** BEGIN **

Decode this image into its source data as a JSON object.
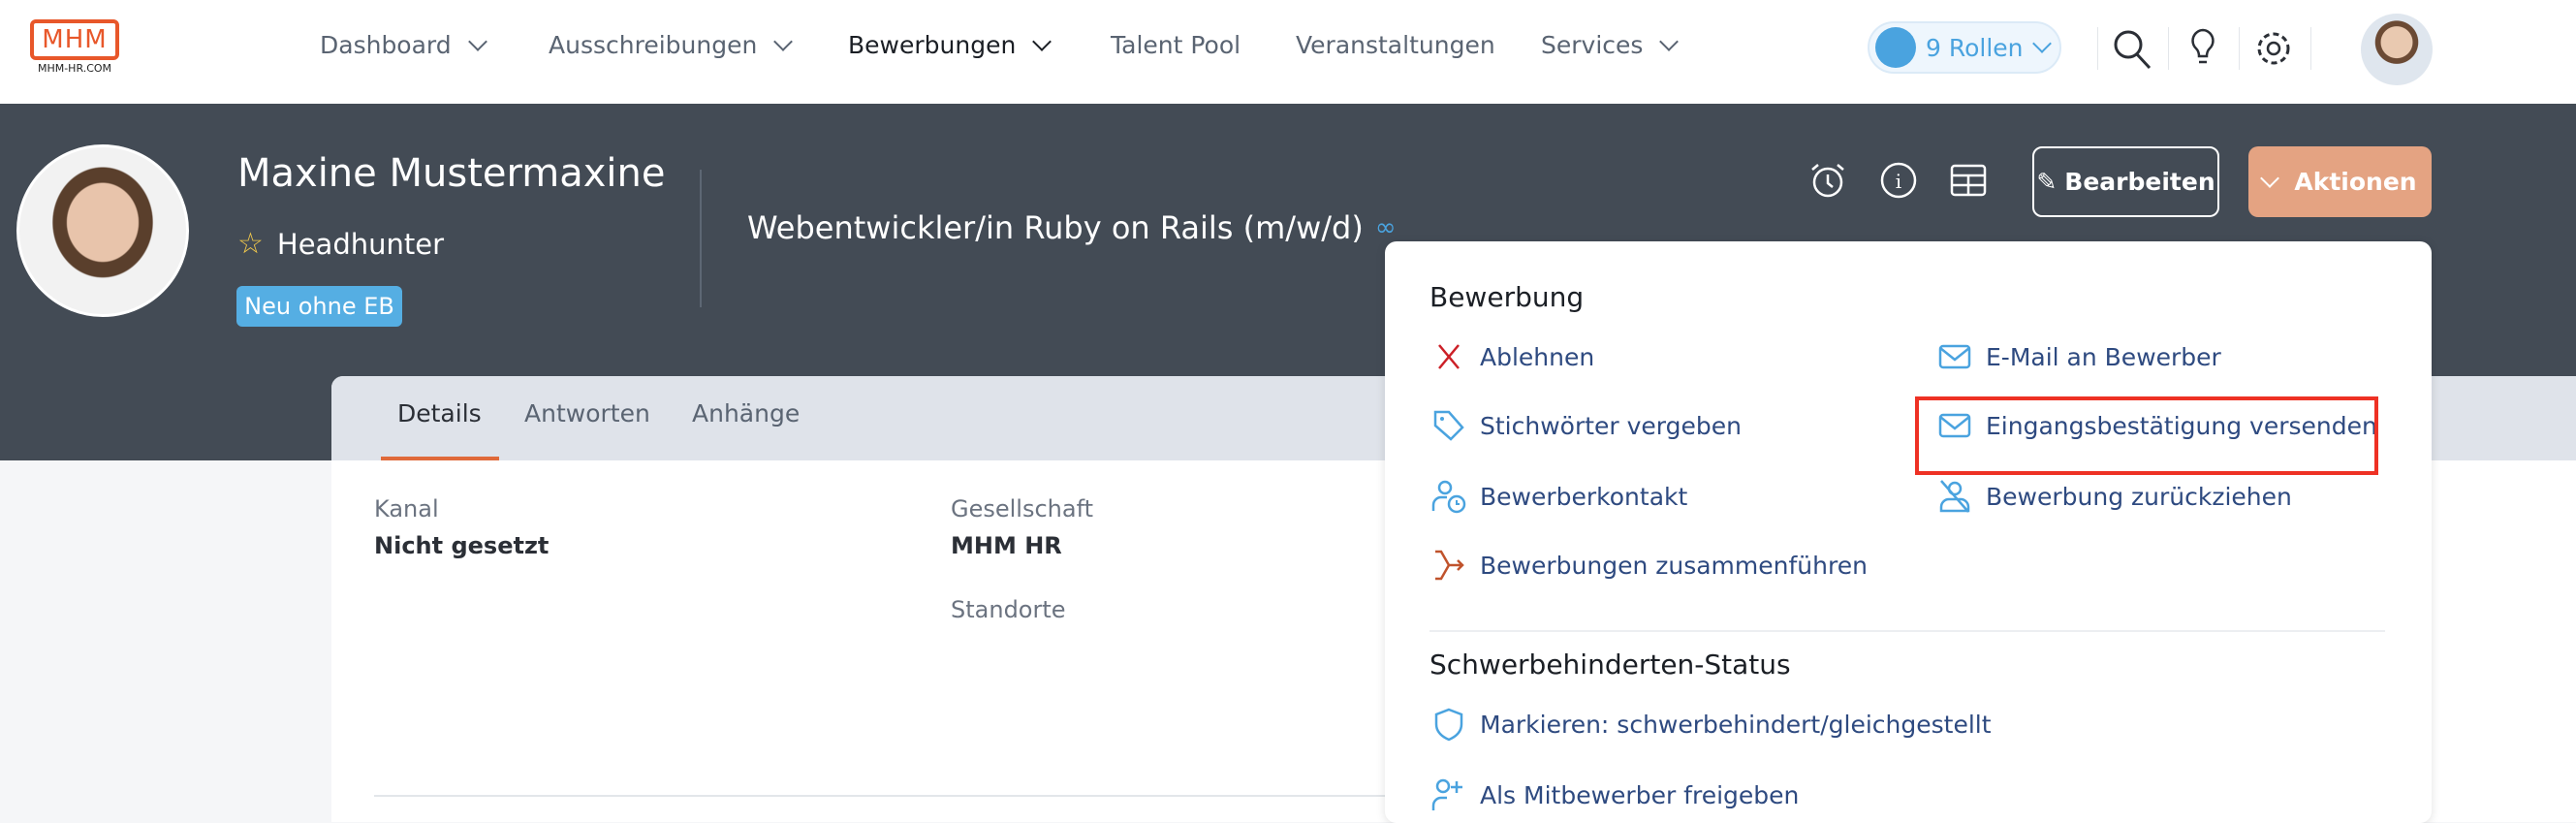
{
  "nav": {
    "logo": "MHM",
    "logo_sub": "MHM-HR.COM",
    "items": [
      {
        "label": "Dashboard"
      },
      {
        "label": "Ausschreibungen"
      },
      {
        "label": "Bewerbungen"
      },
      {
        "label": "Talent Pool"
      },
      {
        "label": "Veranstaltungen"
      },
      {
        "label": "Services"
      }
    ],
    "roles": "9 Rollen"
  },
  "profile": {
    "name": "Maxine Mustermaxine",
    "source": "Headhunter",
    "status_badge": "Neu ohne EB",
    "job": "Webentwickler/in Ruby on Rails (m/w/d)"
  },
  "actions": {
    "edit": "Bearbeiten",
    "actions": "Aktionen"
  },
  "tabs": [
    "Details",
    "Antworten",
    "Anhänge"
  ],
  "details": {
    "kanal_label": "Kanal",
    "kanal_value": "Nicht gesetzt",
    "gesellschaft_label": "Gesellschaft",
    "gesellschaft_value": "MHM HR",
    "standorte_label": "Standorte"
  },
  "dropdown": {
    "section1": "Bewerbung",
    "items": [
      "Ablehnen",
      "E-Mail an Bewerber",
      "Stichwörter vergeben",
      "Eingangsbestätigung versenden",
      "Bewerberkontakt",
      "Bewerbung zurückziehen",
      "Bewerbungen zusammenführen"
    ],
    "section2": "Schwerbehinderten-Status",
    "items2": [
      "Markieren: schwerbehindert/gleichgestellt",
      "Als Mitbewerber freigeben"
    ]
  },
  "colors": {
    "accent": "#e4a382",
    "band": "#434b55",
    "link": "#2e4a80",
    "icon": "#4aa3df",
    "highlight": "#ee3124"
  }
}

** END **

■ What is needed
Each record above is to be restated exactly, with its pictures removed from the copy.

■ Correct result
Decode this image into its source data as a JSON object.
{
  "nav": {
    "logo": "MHM",
    "logo_sub": "MHM-HR.COM",
    "items": [
      {
        "label": "Dashboard"
      },
      {
        "label": "Ausschreibungen"
      },
      {
        "label": "Bewerbungen"
      },
      {
        "label": "Talent Pool"
      },
      {
        "label": "Veranstaltungen"
      },
      {
        "label": "Services"
      }
    ],
    "roles": "9 Rollen"
  },
  "profile": {
    "name": "Maxine Mustermaxine",
    "source": "Headhunter",
    "status_badge": "Neu ohne EB",
    "job": "Webentwickler/in Ruby on Rails (m/w/d)"
  },
  "actions": {
    "edit": "Bearbeiten",
    "actions": "Aktionen"
  },
  "tabs": [
    "Details",
    "Antworten",
    "Anhänge"
  ],
  "details": {
    "kanal_label": "Kanal",
    "kanal_value": "Nicht gesetzt",
    "gesellschaft_label": "Gesellschaft",
    "gesellschaft_value": "MHM HR",
    "standorte_label": "Standorte"
  },
  "dropdown": {
    "section1": "Bewerbung",
    "items": [
      "Ablehnen",
      "E-Mail an Bewerber",
      "Stichwörter vergeben",
      "Eingangsbestätigung versenden",
      "Bewerberkontakt",
      "Bewerbung zurückziehen",
      "Bewerbungen zusammenführen"
    ],
    "section2": "Schwerbehinderten-Status",
    "items2": [
      "Markieren: schwerbehindert/gleichgestellt",
      "Als Mitbewerber freigeben"
    ]
  },
  "colors": {
    "accent": "#e4a382",
    "band": "#434b55",
    "link": "#2e4a80",
    "icon": "#4aa3df",
    "highlight": "#ee3124"
  }
}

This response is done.